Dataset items
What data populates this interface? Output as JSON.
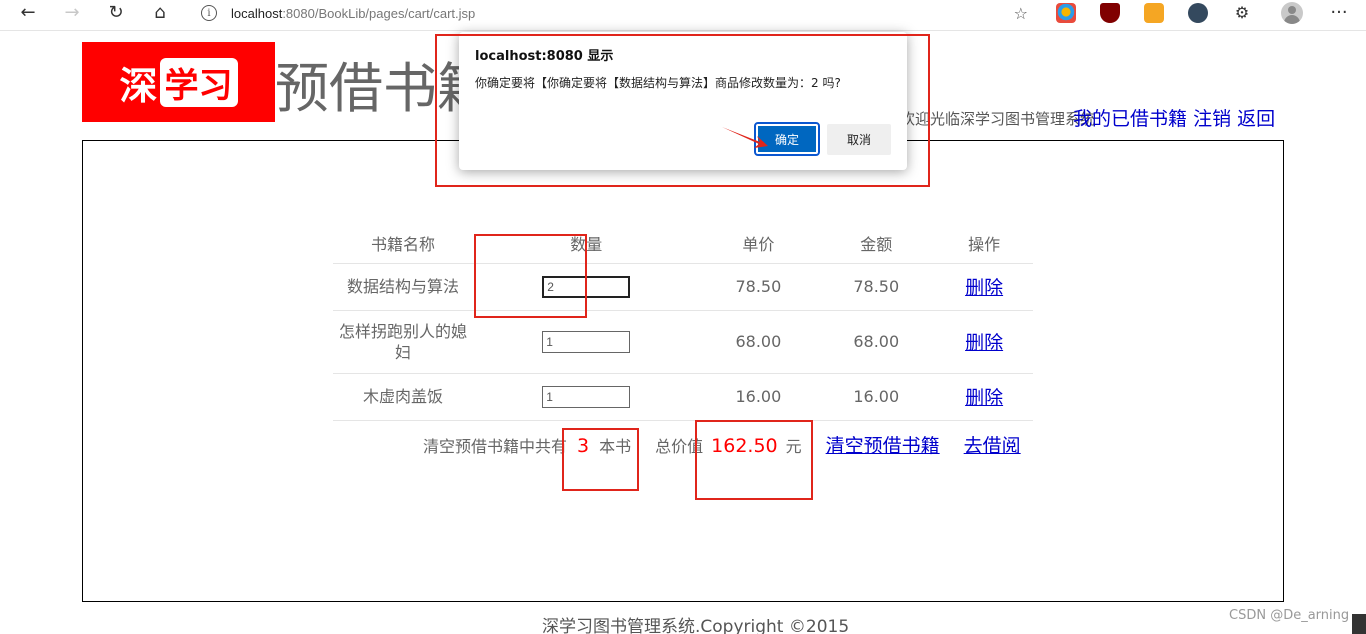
{
  "browser": {
    "url_host": "localhost",
    "url_path": ":8080/BookLib/pages/cart/cart.jsp",
    "back_icon": "←",
    "forward_icon": "→",
    "reload_icon": "↻",
    "home_icon": "⌂",
    "info_icon": "i",
    "favorites_icon": "☆",
    "more_icon": "···",
    "extensions_icon": "⚙"
  },
  "header": {
    "logo_part1": "深",
    "logo_part2": "学习",
    "title": "预借书籍",
    "welcome": "欢迎光临深学习图书管理系统",
    "links": {
      "my_books": "我的已借书籍",
      "logout": "注销",
      "back": "返回"
    }
  },
  "cart": {
    "columns": [
      "书籍名称",
      "数量",
      "单价",
      "金额",
      "操作"
    ],
    "rows": [
      {
        "name": "数据结构与算法",
        "qty": "2",
        "price": "78.50",
        "amount": "78.50",
        "action": "删除"
      },
      {
        "name": "怎样拐跑别人的媳妇",
        "qty": "1",
        "price": "68.00",
        "amount": "68.00",
        "action": "删除"
      },
      {
        "name": "木虚肉盖饭",
        "qty": "1",
        "price": "16.00",
        "amount": "16.00",
        "action": "删除"
      }
    ],
    "summary": {
      "prefix": "清空预借书籍中共有",
      "count": "3",
      "unit": "本书",
      "total_label": "总价值",
      "total": "162.50",
      "currency": "元",
      "clear_link": "清空预借书籍",
      "borrow_link": "去借阅"
    }
  },
  "dialog": {
    "title": "localhost:8080 显示",
    "message": "你确定要将【你确定要将【数据结构与算法】商品修改数量为：2 吗?",
    "ok_label": "确定",
    "cancel_label": "取消"
  },
  "footer": {
    "copyright": "深学习图书管理系统.Copyright ©2015",
    "watermark": "CSDN @De_arning"
  },
  "colors": {
    "logo_bg": "#ff0000",
    "link": "#0000cc",
    "highlight": "#e0251b",
    "ok_button": "#0067c0"
  }
}
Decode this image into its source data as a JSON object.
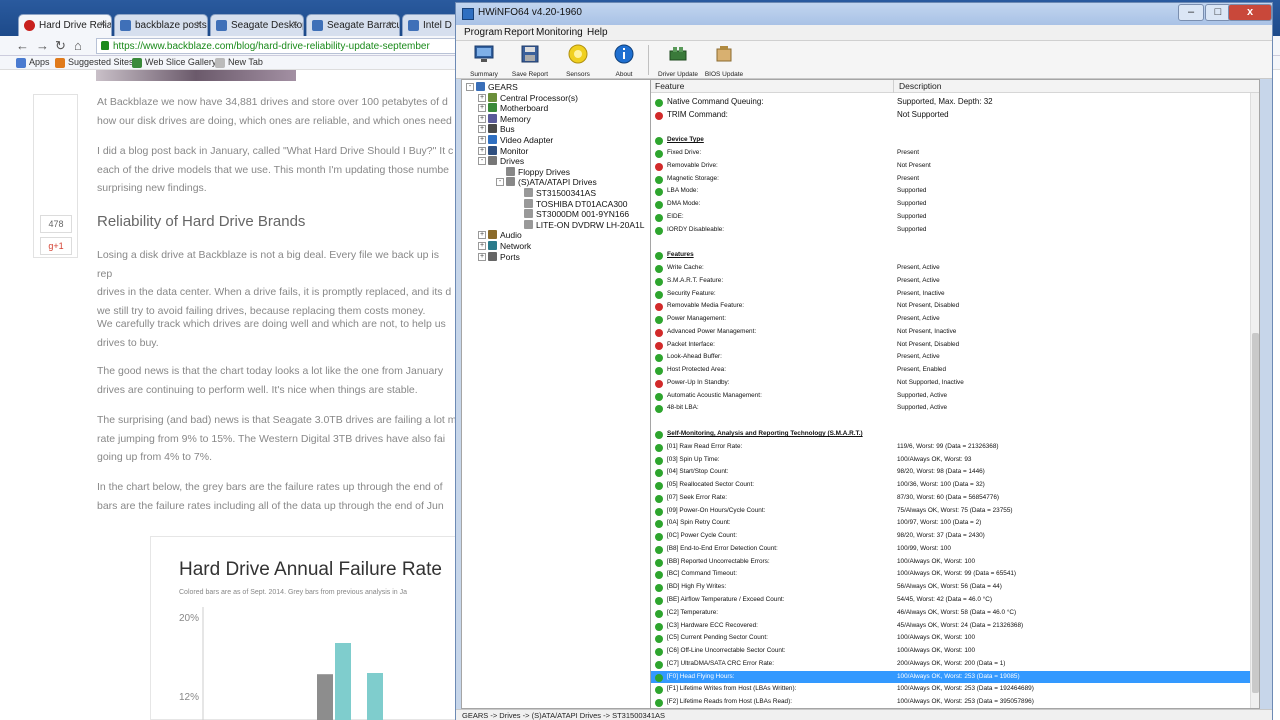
{
  "browser": {
    "tabs": [
      {
        "label": "Hard Drive Reliab",
        "active": true
      },
      {
        "label": "backblaze posts",
        "active": false
      },
      {
        "label": "Seagate Desktop",
        "active": false
      },
      {
        "label": "Seagate Barracu",
        "active": false
      },
      {
        "label": "Intel D",
        "active": false
      }
    ],
    "url": "https://www.backblaze.com/blog/hard-drive-reliability-update-september",
    "bookmarks": [
      "Apps",
      "Suggested Sites",
      "Web Slice Gallery",
      "New Tab"
    ],
    "share_counts": [
      "478",
      "g+1"
    ],
    "paragraphs": [
      "At Backblaze we now have 34,881 drives and store over 100 petabytes of d\nhow our disk drives are doing, which ones are reliable, and which ones need",
      "I did a blog post back in January, called \"What Hard Drive Should I Buy?\" It c\neach of the drive models that we use. This month I'm updating those numbe\nsurprising new findings.",
      "Reliability of Hard Drive Brands",
      "Losing a disk drive at Backblaze is not a big deal. Every file we back up is rep\ndrives in the data center. When a drive fails, it is promptly replaced, and its d\nwe still try to avoid failing drives, because replacing them costs money.",
      "We carefully track which drives are doing well and which are not, to help us\ndrives to buy.",
      "The good news is that the chart today looks a lot like the one from January\ndrives are continuing to perform well. It's nice when things are stable.",
      "The surprising (and bad) news is that Seagate 3.0TB drives are failing a lot m\nrate jumping from 9% to 15%. The Western Digital 3TB drives have also fai\ngoing up from 4% to 7%.",
      "In the chart below, the grey bars are the failure rates up through the end of\nbars are the failure rates including all of the data up through the end of Jun"
    ],
    "chart": {
      "title": "Hard Drive Annual Failure Rate",
      "subtitle": "Colored bars are as of Sept. 2014. Grey bars from previous analysis in Ja",
      "tick_labels": [
        "20%",
        "12%"
      ]
    }
  },
  "chart_data": {
    "type": "bar",
    "title": "Hard Drive Annual Failure Rate",
    "subtitle": "Colored bars are as of Sept. 2014. Grey bars from previous analysis in Ja",
    "y_ticks": [
      "20%",
      "12%"
    ],
    "ylim": [
      0,
      20
    ],
    "grid": false,
    "series": [
      {
        "values": [
          9
        ]
      },
      {
        "values": [
          15
        ]
      }
    ]
  },
  "hwinfo": {
    "title": "HWiNFO64 v4.20-1960",
    "window_buttons": [
      "–",
      "□",
      "x"
    ],
    "menu": [
      "Program",
      "Report",
      "Monitoring",
      "Help"
    ],
    "toolbar": [
      {
        "label": "Summary",
        "icon": "monitor-icon"
      },
      {
        "label": "Save Report",
        "icon": "floppy-disk-icon"
      },
      {
        "label": "Sensors",
        "icon": "sensor-icon"
      },
      {
        "label": "About",
        "icon": "info-icon"
      },
      {
        "label": "Driver Update",
        "icon": "driver-update-icon"
      },
      {
        "label": "BIOS Update",
        "icon": "bios-update-icon"
      }
    ],
    "tree": [
      {
        "label": "GEARS",
        "level": 0,
        "exp": "-",
        "icon": "#3a6fb8"
      },
      {
        "label": "Central Processor(s)",
        "level": 1,
        "exp": "+",
        "icon": "#6a8f3a"
      },
      {
        "label": "Motherboard",
        "level": 1,
        "exp": "+",
        "icon": "#3a8a3a"
      },
      {
        "label": "Memory",
        "level": 1,
        "exp": "+",
        "icon": "#5a5a9a"
      },
      {
        "label": "Bus",
        "level": 1,
        "exp": "+",
        "icon": "#4a4a4a"
      },
      {
        "label": "Video Adapter",
        "level": 1,
        "exp": "+",
        "icon": "#2f6fc1"
      },
      {
        "label": "Monitor",
        "level": 1,
        "exp": "+",
        "icon": "#2f4f7f"
      },
      {
        "label": "Drives",
        "level": 1,
        "exp": "-",
        "icon": "#777777"
      },
      {
        "label": "Floppy Drives",
        "level": 2,
        "exp": "",
        "icon": "#888888"
      },
      {
        "label": "(S)ATA/ATAPI Drives",
        "level": 2,
        "exp": "-",
        "icon": "#888888"
      },
      {
        "label": "ST31500341AS",
        "level": 3,
        "exp": "",
        "icon": "#999999"
      },
      {
        "label": "TOSHIBA DT01ACA300",
        "level": 3,
        "exp": "",
        "icon": "#999999"
      },
      {
        "label": "ST3000DM 001-9YN166",
        "level": 3,
        "exp": "",
        "icon": "#999999"
      },
      {
        "label": "LITE-ON DVDRW LH-20A1L",
        "level": 3,
        "exp": "",
        "icon": "#999999"
      },
      {
        "label": "Audio",
        "level": 1,
        "exp": "+",
        "icon": "#8a6a2a"
      },
      {
        "label": "Network",
        "level": 1,
        "exp": "+",
        "icon": "#2a7a8a"
      },
      {
        "label": "Ports",
        "level": 1,
        "exp": "+",
        "icon": "#666666"
      }
    ],
    "columns": [
      "Feature",
      "Description"
    ],
    "rows": [
      {
        "status": "g",
        "feature": "Native Command Queuing:",
        "desc": "Supported, Max. Depth: 32",
        "big": true
      },
      {
        "status": "r",
        "feature": "TRIM Command:",
        "desc": "Not Supported",
        "big": true
      },
      {
        "status": "",
        "feature": "",
        "desc": ""
      },
      {
        "status": "g",
        "feature": "Device Type",
        "desc": "",
        "section": true
      },
      {
        "status": "g",
        "feature": "Fixed Drive:",
        "desc": "Present"
      },
      {
        "status": "r",
        "feature": "Removable Drive:",
        "desc": "Not Present"
      },
      {
        "status": "g",
        "feature": "Magnetic Storage:",
        "desc": "Present"
      },
      {
        "status": "g",
        "feature": "LBA Mode:",
        "desc": "Supported"
      },
      {
        "status": "g",
        "feature": "DMA Mode:",
        "desc": "Supported"
      },
      {
        "status": "g",
        "feature": "EIDE:",
        "desc": "Supported"
      },
      {
        "status": "g",
        "feature": "IORDY Disableable:",
        "desc": "Supported"
      },
      {
        "status": "",
        "feature": "",
        "desc": ""
      },
      {
        "status": "g",
        "feature": "Features",
        "desc": "",
        "section": true
      },
      {
        "status": "g",
        "feature": "Write Cache:",
        "desc": "Present, Active"
      },
      {
        "status": "g",
        "feature": "S.M.A.R.T. Feature:",
        "desc": "Present, Active"
      },
      {
        "status": "g",
        "feature": "Security Feature:",
        "desc": "Present, Inactive"
      },
      {
        "status": "r",
        "feature": "Removable Media Feature:",
        "desc": "Not Present, Disabled"
      },
      {
        "status": "g",
        "feature": "Power Management:",
        "desc": "Present, Active"
      },
      {
        "status": "r",
        "feature": "Advanced Power Management:",
        "desc": "Not Present, Inactive"
      },
      {
        "status": "r",
        "feature": "Packet Interface:",
        "desc": "Not Present, Disabled"
      },
      {
        "status": "g",
        "feature": "Look-Ahead Buffer:",
        "desc": "Present, Active"
      },
      {
        "status": "g",
        "feature": "Host Protected Area:",
        "desc": "Present, Enabled"
      },
      {
        "status": "r",
        "feature": "Power-Up In Standby:",
        "desc": "Not Supported, Inactive"
      },
      {
        "status": "g",
        "feature": "Automatic Acoustic Management:",
        "desc": "Supported, Active"
      },
      {
        "status": "g",
        "feature": "48-bit LBA:",
        "desc": "Supported, Active"
      },
      {
        "status": "",
        "feature": "",
        "desc": ""
      },
      {
        "status": "g",
        "feature": "Self-Monitoring, Analysis and Reporting Technology (S.M.A.R.T.)",
        "desc": "",
        "section": true
      },
      {
        "status": "g",
        "feature": "[01] Raw Read Error Rate:",
        "desc": "119/6, Worst: 99 (Data = 21326368)"
      },
      {
        "status": "g",
        "feature": "[03] Spin Up Time:",
        "desc": "100/Always OK, Worst: 93"
      },
      {
        "status": "g",
        "feature": "[04] Start/Stop Count:",
        "desc": "98/20, Worst: 98 (Data = 1446)"
      },
      {
        "status": "g",
        "feature": "[05] Reallocated Sector Count:",
        "desc": "100/36, Worst: 100 (Data = 32)"
      },
      {
        "status": "g",
        "feature": "[07] Seek Error Rate:",
        "desc": "87/30, Worst: 60 (Data = 56854776)"
      },
      {
        "status": "g",
        "feature": "[09] Power-On Hours/Cycle Count:",
        "desc": "75/Always OK, Worst: 75 (Data = 23755)"
      },
      {
        "status": "g",
        "feature": "[0A] Spin Retry Count:",
        "desc": "100/97, Worst: 100 (Data = 2)"
      },
      {
        "status": "g",
        "feature": "[0C] Power Cycle Count:",
        "desc": "98/20, Worst: 37 (Data = 2430)"
      },
      {
        "status": "g",
        "feature": "[B8] End-to-End Error Detection Count:",
        "desc": "100/99, Worst: 100"
      },
      {
        "status": "g",
        "feature": "[BB] Reported Uncorrectable Errors:",
        "desc": "100/Always OK, Worst: 100"
      },
      {
        "status": "g",
        "feature": "[BC] Command Timeout:",
        "desc": "100/Always OK, Worst: 99 (Data = 65541)"
      },
      {
        "status": "g",
        "feature": "[BD] High Fly Writes:",
        "desc": "56/Always OK, Worst: 56 (Data = 44)"
      },
      {
        "status": "g",
        "feature": "[BE] Airflow Temperature / Exceed Count:",
        "desc": "54/45, Worst: 42 (Data = 46.0 °C)"
      },
      {
        "status": "g",
        "feature": "[C2] Temperature:",
        "desc": "46/Always OK, Worst: 58 (Data = 46.0 °C)"
      },
      {
        "status": "g",
        "feature": "[C3] Hardware ECC Recovered:",
        "desc": "45/Always OK, Worst: 24 (Data = 21326368)"
      },
      {
        "status": "g",
        "feature": "[C5] Current Pending Sector Count:",
        "desc": "100/Always OK, Worst: 100"
      },
      {
        "status": "g",
        "feature": "[C6] Off-Line Uncorrectable Sector Count:",
        "desc": "100/Always OK, Worst: 100"
      },
      {
        "status": "g",
        "feature": "[C7] UltraDMA/SATA CRC Error Rate:",
        "desc": "200/Always OK, Worst: 200 (Data = 1)"
      },
      {
        "status": "g",
        "feature": "[F0] Head Flying Hours:",
        "desc": "100/Always OK, Worst: 253 (Data = 19085)",
        "selected": true
      },
      {
        "status": "g",
        "feature": "[F1] Lifetime Writes from Host (LBAs Written):",
        "desc": "100/Always OK, Worst: 253 (Data = 192464689)"
      },
      {
        "status": "g",
        "feature": "[F2] Lifetime Reads from Host (LBAs Read):",
        "desc": "100/Always OK, Worst: 253 (Data = 395057896)"
      }
    ],
    "status": "GEARS -> Drives -> (S)ATA/ATAPI Drives -> ST31500341AS"
  }
}
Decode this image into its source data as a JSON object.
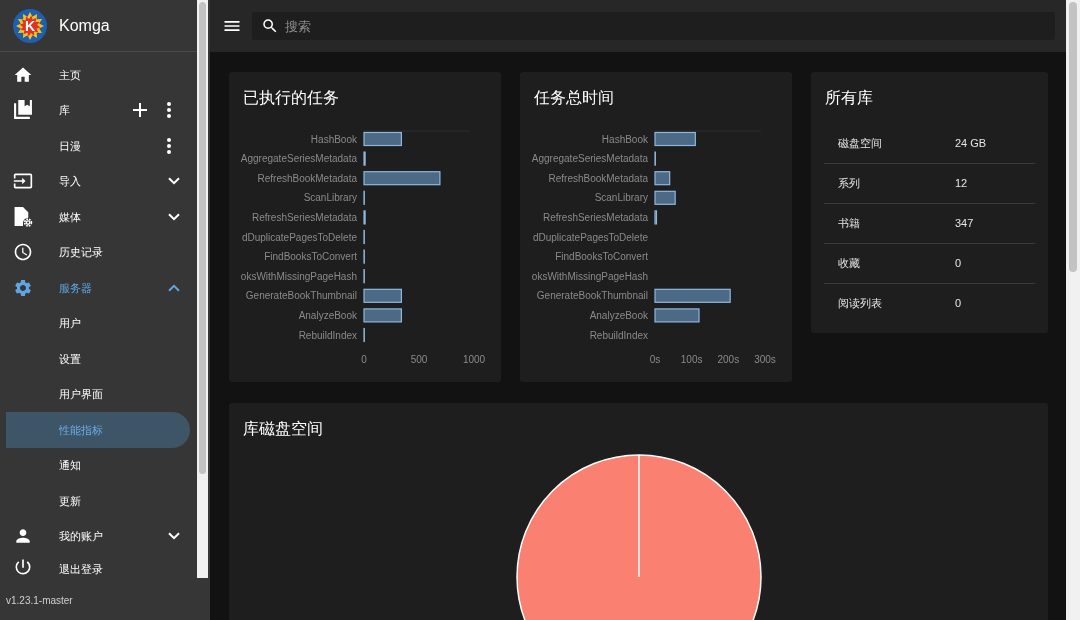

● GIVEN REQUEST
Make a copy of each line that contains the string "Power".

● THE RESULT
        "feature": "Power Management:",
        "feature": "Advanced Power Management:",
        "feature": "Power-Up In Standby:",
        "feature": "[09] Power-On Hours/Cycle Count:",
        "feature": "[0C] Power Cycle Count:",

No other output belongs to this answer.